Atlantic Coast Line R. Co. v. No. Car. Corp. Comm'n, 206 U.S. 1 (1907)
U.S. Supreme CourtAtlantic Coast Line R. Co. v. No. Car. Corp. Comm'n, 206 U.S. 1 (1907)
Atlantic Coast Line Railroad Company v.
North Carolina Corporation Commission
Argued February 28 and March 1, 1907
Decided April 29, 1907
206 U.S. 1
Railroad companies, from the public nature of the business by them carried on and the interest which the public have in their operation, are subject as to their state business to state regulation, which may be exerted either directly by the legislative authority or by administrative bodies endowed with power to that end.
The public power to regulate railroads and the private right of ownership of such property coexist, and do not the one destroy the other, and where the power to regulate is so arbitrarily exercised as to infringe the rights of ownership, the exertion is void because repugnant to the due process and equal protection clauses of the Fourteenth Amendment.

§ **Data shown**
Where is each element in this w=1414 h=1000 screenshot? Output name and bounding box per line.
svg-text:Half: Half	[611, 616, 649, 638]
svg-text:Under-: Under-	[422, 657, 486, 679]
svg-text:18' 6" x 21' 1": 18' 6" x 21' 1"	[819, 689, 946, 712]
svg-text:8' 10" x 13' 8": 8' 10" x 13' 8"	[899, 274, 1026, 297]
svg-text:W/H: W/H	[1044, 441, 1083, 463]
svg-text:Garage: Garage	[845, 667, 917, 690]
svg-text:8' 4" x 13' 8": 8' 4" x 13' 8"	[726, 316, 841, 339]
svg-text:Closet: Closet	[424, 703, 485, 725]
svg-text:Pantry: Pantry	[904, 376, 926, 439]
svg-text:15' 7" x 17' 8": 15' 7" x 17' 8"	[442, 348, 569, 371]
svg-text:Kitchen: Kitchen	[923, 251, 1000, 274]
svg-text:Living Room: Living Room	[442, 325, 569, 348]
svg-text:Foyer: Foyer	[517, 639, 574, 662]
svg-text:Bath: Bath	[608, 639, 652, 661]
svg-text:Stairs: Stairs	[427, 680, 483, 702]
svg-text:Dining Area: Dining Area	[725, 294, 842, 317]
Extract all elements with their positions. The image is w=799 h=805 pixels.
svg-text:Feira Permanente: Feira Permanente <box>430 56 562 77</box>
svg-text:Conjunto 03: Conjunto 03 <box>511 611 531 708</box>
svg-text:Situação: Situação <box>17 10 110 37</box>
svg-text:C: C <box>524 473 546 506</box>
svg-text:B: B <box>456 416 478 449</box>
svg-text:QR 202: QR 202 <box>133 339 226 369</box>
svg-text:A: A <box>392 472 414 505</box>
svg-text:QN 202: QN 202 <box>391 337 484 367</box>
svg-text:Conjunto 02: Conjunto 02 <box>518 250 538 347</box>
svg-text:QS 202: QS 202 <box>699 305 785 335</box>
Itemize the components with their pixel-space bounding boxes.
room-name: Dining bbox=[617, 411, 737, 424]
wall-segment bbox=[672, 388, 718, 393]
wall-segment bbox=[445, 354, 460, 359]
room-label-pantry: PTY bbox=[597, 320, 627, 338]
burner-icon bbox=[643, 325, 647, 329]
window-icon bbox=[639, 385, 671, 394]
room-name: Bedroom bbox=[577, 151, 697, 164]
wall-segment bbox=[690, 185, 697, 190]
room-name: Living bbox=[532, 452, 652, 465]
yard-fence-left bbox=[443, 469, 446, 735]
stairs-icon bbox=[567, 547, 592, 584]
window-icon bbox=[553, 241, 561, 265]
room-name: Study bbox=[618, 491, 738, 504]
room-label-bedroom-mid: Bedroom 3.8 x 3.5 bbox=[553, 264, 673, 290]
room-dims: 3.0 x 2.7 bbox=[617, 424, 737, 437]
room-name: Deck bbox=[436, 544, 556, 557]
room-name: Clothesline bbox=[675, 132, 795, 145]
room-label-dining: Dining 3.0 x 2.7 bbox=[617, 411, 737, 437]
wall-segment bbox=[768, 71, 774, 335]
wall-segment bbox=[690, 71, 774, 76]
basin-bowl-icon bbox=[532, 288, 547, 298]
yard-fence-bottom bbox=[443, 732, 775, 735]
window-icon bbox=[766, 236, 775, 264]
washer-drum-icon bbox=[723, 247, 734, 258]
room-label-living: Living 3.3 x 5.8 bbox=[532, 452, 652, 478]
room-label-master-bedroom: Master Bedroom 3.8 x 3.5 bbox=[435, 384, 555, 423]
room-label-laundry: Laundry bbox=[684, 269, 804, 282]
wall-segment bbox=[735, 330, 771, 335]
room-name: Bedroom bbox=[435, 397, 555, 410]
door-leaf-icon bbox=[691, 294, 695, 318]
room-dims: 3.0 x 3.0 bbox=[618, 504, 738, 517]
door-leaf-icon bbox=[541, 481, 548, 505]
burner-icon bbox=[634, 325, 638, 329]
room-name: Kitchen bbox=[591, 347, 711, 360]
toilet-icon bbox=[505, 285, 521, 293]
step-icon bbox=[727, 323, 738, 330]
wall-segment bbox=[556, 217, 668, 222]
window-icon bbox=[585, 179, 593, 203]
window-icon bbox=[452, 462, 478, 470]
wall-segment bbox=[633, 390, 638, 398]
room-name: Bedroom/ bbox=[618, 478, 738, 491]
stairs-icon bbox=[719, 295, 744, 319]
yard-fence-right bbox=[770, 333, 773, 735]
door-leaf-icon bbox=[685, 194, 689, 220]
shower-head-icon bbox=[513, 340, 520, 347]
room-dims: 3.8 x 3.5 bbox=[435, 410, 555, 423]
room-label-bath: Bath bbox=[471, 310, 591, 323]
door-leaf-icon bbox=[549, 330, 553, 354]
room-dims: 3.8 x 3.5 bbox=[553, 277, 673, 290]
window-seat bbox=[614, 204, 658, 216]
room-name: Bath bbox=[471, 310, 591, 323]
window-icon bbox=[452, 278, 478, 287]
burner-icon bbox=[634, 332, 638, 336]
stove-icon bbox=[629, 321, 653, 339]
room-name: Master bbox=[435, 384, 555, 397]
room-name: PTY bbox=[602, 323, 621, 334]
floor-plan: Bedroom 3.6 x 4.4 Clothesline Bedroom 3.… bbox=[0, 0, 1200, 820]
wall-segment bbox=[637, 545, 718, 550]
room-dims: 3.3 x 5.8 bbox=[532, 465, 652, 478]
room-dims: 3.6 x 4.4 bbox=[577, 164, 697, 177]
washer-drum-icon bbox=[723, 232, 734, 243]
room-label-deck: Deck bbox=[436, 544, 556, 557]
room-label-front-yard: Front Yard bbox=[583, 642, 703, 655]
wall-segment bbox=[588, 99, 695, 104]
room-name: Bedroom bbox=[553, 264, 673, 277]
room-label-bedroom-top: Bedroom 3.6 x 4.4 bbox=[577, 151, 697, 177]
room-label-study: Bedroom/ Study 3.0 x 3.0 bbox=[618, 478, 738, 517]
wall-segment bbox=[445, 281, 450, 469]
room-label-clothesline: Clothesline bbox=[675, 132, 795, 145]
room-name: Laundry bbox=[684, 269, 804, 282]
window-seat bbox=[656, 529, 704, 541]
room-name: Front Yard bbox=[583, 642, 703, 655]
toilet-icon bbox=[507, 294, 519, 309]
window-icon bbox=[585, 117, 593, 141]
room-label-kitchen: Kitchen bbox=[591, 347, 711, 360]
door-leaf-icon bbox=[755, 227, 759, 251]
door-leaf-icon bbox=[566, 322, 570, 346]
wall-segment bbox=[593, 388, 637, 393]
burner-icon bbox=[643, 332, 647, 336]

§ **Work task**
Print the part of the Supreme Court case text between "The public power" and "the Fourteenth Amendment.", inclusive. Work only from the Supreme Court case text and set the data aside.

§ **Response to the exercise**
The public power to regulate railroads and the private right of ownership of such property coexist, and do not the one destroy the other, and where the power to regulate is so arbitrarily exercised as to infringe the rights of ownership, the exertion is void because repugnant to the due process and equal protection clauses of the Fourteenth Amendment.